[Data items]
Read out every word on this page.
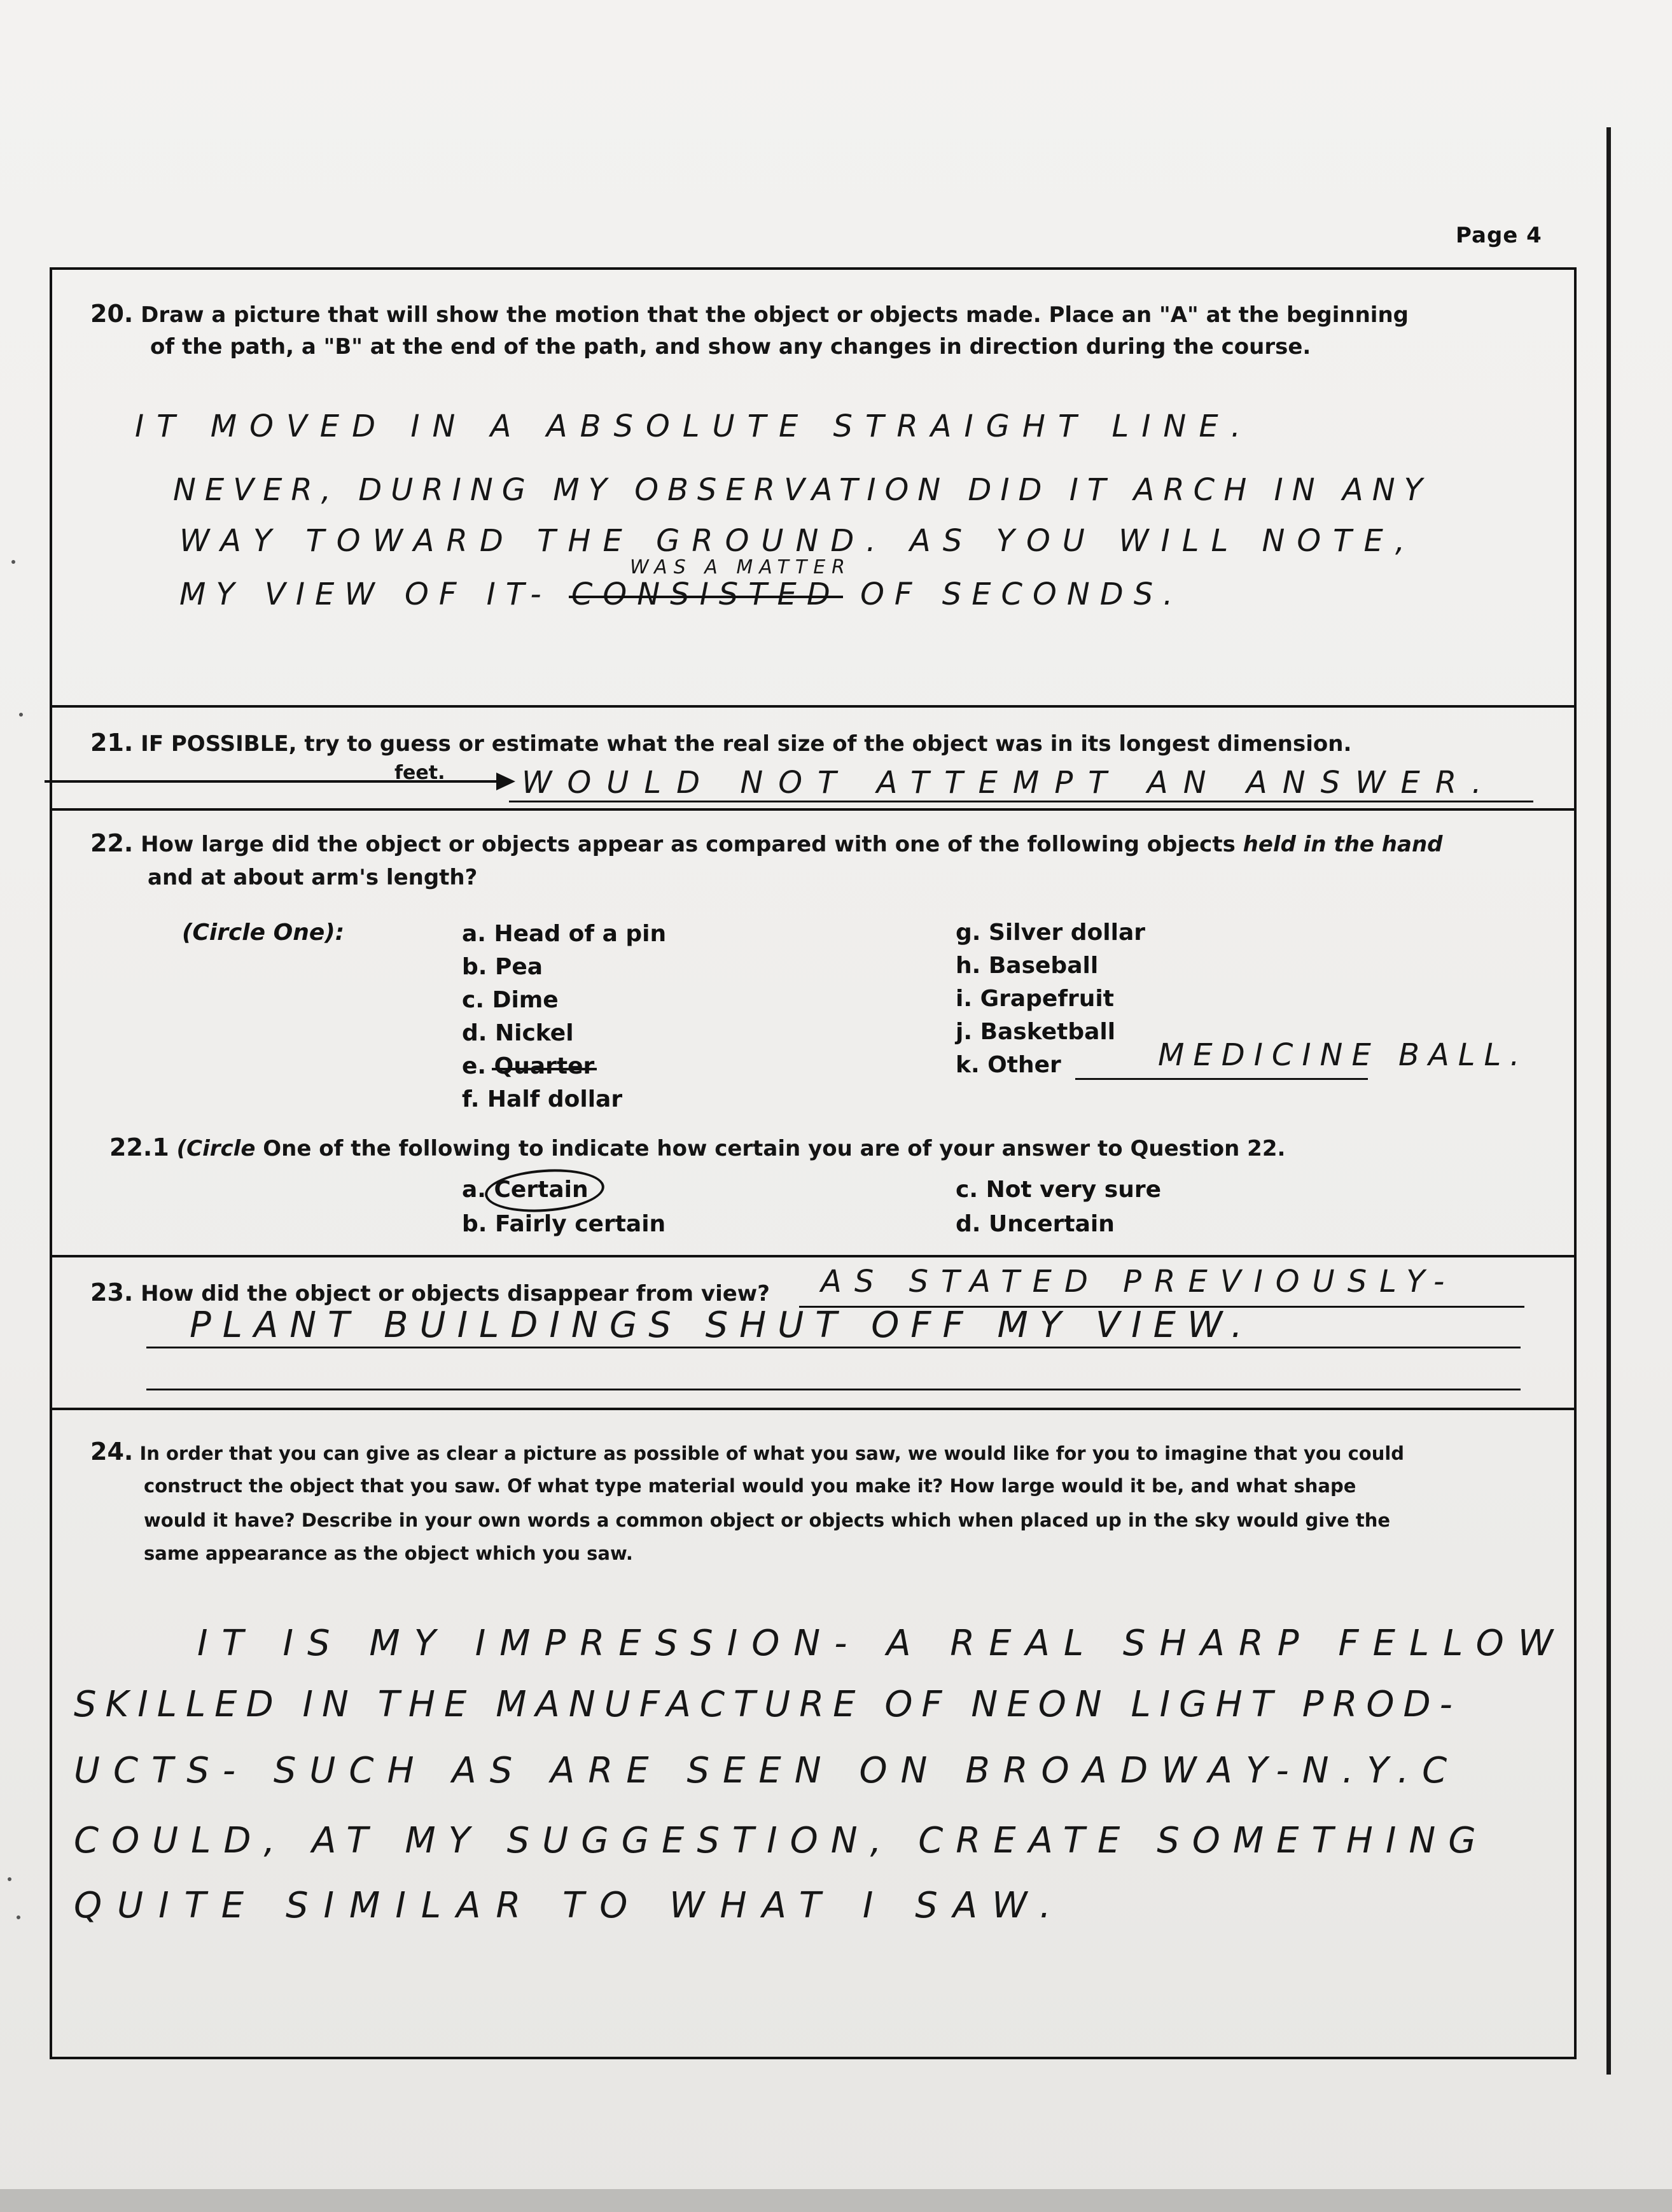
Page 4
20. Draw a picture that will show the motion that the object or objects made. Place an "A" at the beginning
of the path, a "B" at the end of the path, and show any changes in direction during the course.
IT MOVED IN A ABSOLUTE STRAIGHT LINE.
NEVER, DURING MY OBSERVATION DID IT ARCH IN ANY
WAY TOWARD THE GROUND. AS YOU WILL NOTE,
WAS A MATTER
MY VIEW OF IT- CONSISTED OF SECONDS.
21. IF POSSIBLE, try to guess or estimate what the real size of the object was in its longest dimension.
feet.	WOULD NOT ATTEMPT AN ANSWER.
22. How large did the object or objects appear as compared with one of the following objects held in the hand
and at about arm's length?
(Circle One):	a. Head of a pin
b. Pea
c. Dime
d. Nickel
e. Quarter
f. Half dollar
g. Silver dollar
h. Baseball
i. Grapefruit
j. Basketball
k. Other	MEDICINE BALL.
22.1 (Circle One of the following to indicate how certain you are of your answer to Question 22.
a. Certain
b. Fairly certain
c. Not very sure
d. Uncertain
23. How did the object or objects disappear from view? AS STATED PREVIOUSLY-
PLANT BUILDINGS SHUT OFF MY VIEW.
24. In order that you can give as clear a picture as possible of what you saw, we would like for you to imagine that you could
construct the object that you saw. Of what type material would you make it? How large would it be, and what shape
would it have? Describe in your own words a common object or objects which when placed up in the sky would give the
same appearance as the object which you saw.
IT IS MY IMPRESSION- A REAL SHARP FELLOW
SKILLED IN THE MANUFACTURE OF NEON LIGHT PROD-
UCTS- SUCH AS ARE SEEN ON BROADWAY-N.Y.C
COULD, AT MY SUGGESTION, CREATE SOMETHING
QUITE SIMILAR TO WHAT I SAW.
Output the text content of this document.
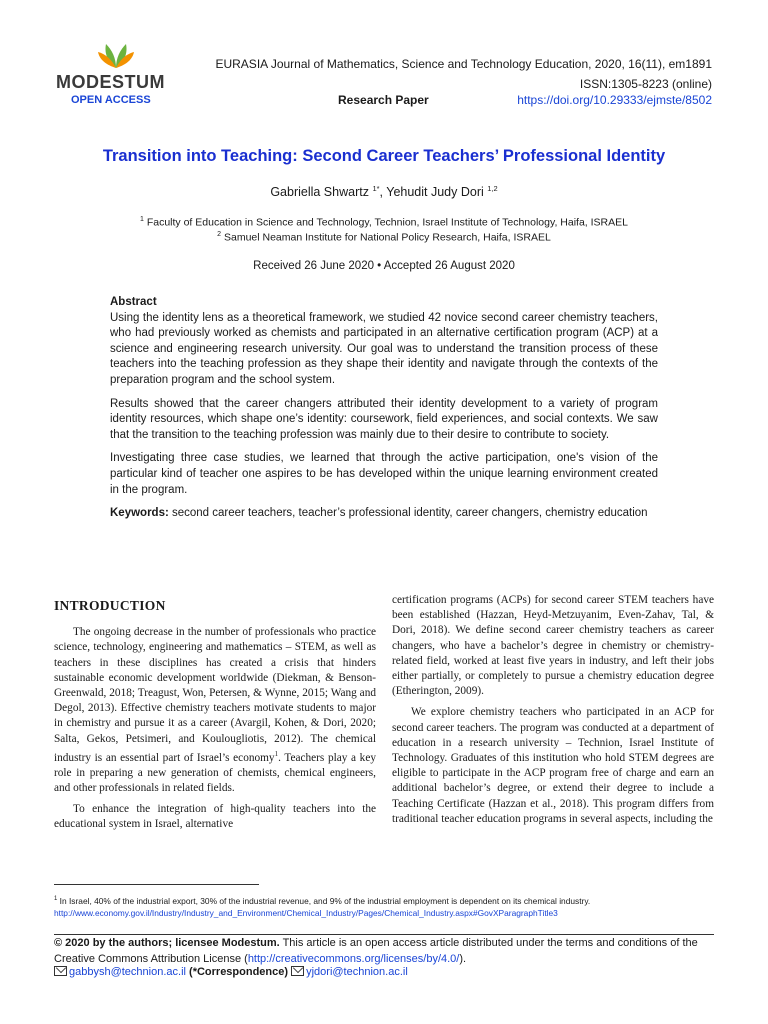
MODESTUM
OPEN ACCESS
EURASIA Journal of Mathematics, Science and Technology Education, 2020, 16(11), em1891
ISSN:1305-8223 (online)
Research Paper	https://doi.org/10.29333/ejmste/8502
Transition into Teaching: Second Career Teachers’ Professional Identity
Gabriella Shwartz $^{1*}$, Yehudit Judy Dori $^{1,2}$
$^1$ Faculty of Education in Science and Technology, Technion, Israel Institute of Technology, Haifa, ISRAEL
$^2$ Samuel Neaman Institute for National Policy Research, Haifa, ISRAEL
Received 26 June 2020 • Accepted 26 August 2020
Abstract

Using the identity lens as a theoretical framework, we studied 42 novice second career chemistry teachers, who had previously worked as chemists and participated in an alternative certification program (ACP) at a science and engineering research university. Our goal was to understand the transition process of these teachers into the teaching profession as they shape their identity and navigate through the contexts of the preparation program and the school system.

Results showed that the career changers attributed their identity development to a variety of program identity resources, which shape one’s identity: coursework, field experiences, and social contexts. We saw that the transition to the teaching profession was mainly due to their desire to contribute to society.

Investigating three case studies, we learned that through the active participation, one's vision of the particular kind of teacher one aspires to be has developed within the unique learning environment created in the program.

Keywords: second career teachers, teacher’s professional identity, career changers, chemistry education

INTRODUCTION

The ongoing decrease in the number of professionals who practice science, technology, engineering and mathematics – STEM, as well as teachers in these disciplines has created a crisis that hinders sustainable economic development worldwide (Diekman, & Benson-Greenwald, 2018; Treagust, Won, Petersen, & Wynne, 2015; Wang and Degol, 2013). Effective chemistry teachers motivate students to major in chemistry and pursue it as a career (Avargil, Kohen, & Dori, 2020; Salta, Gekos, Petsimeri, and Koulougliotis, 2012). The chemical industry is an essential part of Israel’s economy$^1$. Teachers play a key role in preparing a new generation of chemists, chemical engineers, and other professionals in related fields.

To enhance the integration of high-quality teachers into the educational system in Israel, alternative

certification programs (ACPs) for second career STEM teachers have been established (Hazzan, Heyd-Metzuyanim, Even-Zahav, Tal, & Dori, 2018). We define second career chemistry teachers as career changers, who have a bachelor’s degree in chemistry or chemistry-related field, worked at least five years in industry, and left their jobs either partially, or completely to pursue a chemistry education degree (Etherington, 2009).

We explore chemistry teachers who participated in an ACP for second career teachers. The program was conducted at a department of education in a research university – Technion, Israel Institute of Technology. Graduates of this institution who hold STEM degrees are eligible to participate in the ACP program free of charge and earn an additional bachelor’s degree, or extend their degree to include a Teaching Certificate (Hazzan et al., 2018). This program differs from traditional teacher education programs in several aspects, including the

$^1$ In Israel, 40% of the industrial export, 30% of the industrial revenue, and 9% of the industrial employment is dependent on its chemical industry.
http://www.economy.gov.il/Industry/Industry_and_Environment/Chemical_Industry/Pages/Chemical_Industry.aspx#GovXParagraphTitle3
© 2020 by the authors; licensee Modestum. This article is an open access article distributed under the terms and conditions of the Creative Commons Attribution License (http://creativecommons.org/licenses/by/4.0/).
gabbysh@technion.ac.il (*Correspondence) yjdori@technion.ac.il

**SHORT TASK:**
Repeat each line of the records above exactly, but do not copy the pictures.

**EXERCISE SOLUTION:**
Read out every word on this page.
Page 4
20. Draw a picture that will show the motion that the object or objects made. Place an "A" at the beginning
of the path, a "B" at the end of the path, and show any changes in direction during the course.
IT MOVED IN A ABSOLUTE STRAIGHT LINE.
NEVER, DURING MY OBSERVATION DID IT ARCH IN ANY
WAY TOWARD THE GROUND. AS YOU WILL NOTE,
WAS A MATTER
MY VIEW OF IT- CONSISTED OF SECONDS.
21. IF POSSIBLE, try to guess or estimate what the real size of the object was in its longest dimension.
feet.	WOULD NOT ATTEMPT AN ANSWER.
22. How large did the object or objects appear as compared with one of the following objects held in the hand
and at about arm's length?
(Circle One):	a. Head of a pin
b. Pea
c. Dime
d. Nickel
e. Quarter
f. Half dollar
g. Silver dollar
h. Baseball
i. Grapefruit
j. Basketball
k. Other	MEDICINE BALL.
22.1 (Circle One of the following to indicate how certain you are of your answer to Question 22.
a. Certain
b. Fairly certain
c. Not very sure
d. Uncertain
23. How did the object or objects disappear from view? AS STATED PREVIOUSLY-
PLANT BUILDINGS SHUT OFF MY VIEW.
24. In order that you can give as clear a picture as possible of what you saw, we would like for you to imagine that you could
construct the object that you saw. Of what type material would you make it? How large would it be, and what shape
would it have? Describe in your own words a common object or objects which when placed up in the sky would give the
same appearance as the object which you saw.
IT IS MY IMPRESSION- A REAL SHARP FELLOW
SKILLED IN THE MANUFACTURE OF NEON LIGHT PROD-
UCTS- SUCH AS ARE SEEN ON BROADWAY-N.Y.C
COULD, AT MY SUGGESTION, CREATE SOMETHING
QUITE SIMILAR TO WHAT I SAW.
Output the text content of this document.
MODESTUM
OPEN ACCESS
EURASIA Journal of Mathematics, Science and Technology Education, 2020, 16(11), em1891
ISSN:1305-8223 (online)
Research Paper	https://doi.org/10.29333/ejmste/8502
Transition into Teaching: Second Career Teachers’ Professional Identity
Gabriella Shwartz $^{1*}$, Yehudit Judy Dori $^{1,2}$
$^1$ Faculty of Education in Science and Technology, Technion, Israel Institute of Technology, Haifa, ISRAEL
$^2$ Samuel Neaman Institute for National Policy Research, Haifa, ISRAEL
Received 26 June 2020 • Accepted 26 August 2020
Abstract

Using the identity lens as a theoretical framework, we studied 42 novice second career chemistry teachers, who had previously worked as chemists and participated in an alternative certification program (ACP) at a science and engineering research university. Our goal was to understand the transition process of these teachers into the teaching profession as they shape their identity and navigate through the contexts of the preparation program and the school system.

Results showed that the career changers attributed their identity development to a variety of program identity resources, which shape one’s identity: coursework, field experiences, and social contexts. We saw that the transition to the teaching profession was mainly due to their desire to contribute to society.

Investigating three case studies, we learned that through the active participation, one's vision of the particular kind of teacher one aspires to be has developed within the unique learning environment created in the program.

Keywords: second career teachers, teacher’s professional identity, career changers, chemistry education

INTRODUCTION

The ongoing decrease in the number of professionals who practice science, technology, engineering and mathematics – STEM, as well as teachers in these disciplines has created a crisis that hinders sustainable economic development worldwide (Diekman, & Benson-Greenwald, 2018; Treagust, Won, Petersen, & Wynne, 2015; Wang and Degol, 2013). Effective chemistry teachers motivate students to major in chemistry and pursue it as a career (Avargil, Kohen, & Dori, 2020; Salta, Gekos, Petsimeri, and Koulougliotis, 2012). The chemical industry is an essential part of Israel’s economy$^1$. Teachers play a key role in preparing a new generation of chemists, chemical engineers, and other professionals in related fields.

To enhance the integration of high-quality teachers into the educational system in Israel, alternative

certification programs (ACPs) for second career STEM teachers have been established (Hazzan, Heyd-Metzuyanim, Even-Zahav, Tal, & Dori, 2018). We define second career chemistry teachers as career changers, who have a bachelor’s degree in chemistry or chemistry-related field, worked at least five years in industry, and left their jobs either partially, or completely to pursue a chemistry education degree (Etherington, 2009).

We explore chemistry teachers who participated in an ACP for second career teachers. The program was conducted at a department of education in a research university – Technion, Israel Institute of Technology. Graduates of this institution who hold STEM degrees are eligible to participate in the ACP program free of charge and earn an additional bachelor’s degree, or extend their degree to include a Teaching Certificate (Hazzan et al., 2018). This program differs from traditional teacher education programs in several aspects, including the

$^1$ In Israel, 40% of the industrial export, 30% of the industrial revenue, and 9% of the industrial employment is dependent on its chemical industry.
http://www.economy.gov.il/Industry/Industry_and_Environment/Chemical_Industry/Pages/Chemical_Industry.aspx#GovXParagraphTitle3
© 2020 by the authors; licensee Modestum. This article is an open access article distributed under the terms and conditions of the Creative Commons Attribution License (http://creativecommons.org/licenses/by/4.0/).
gabbysh@technion.ac.il (*Correspondence) yjdori@technion.ac.il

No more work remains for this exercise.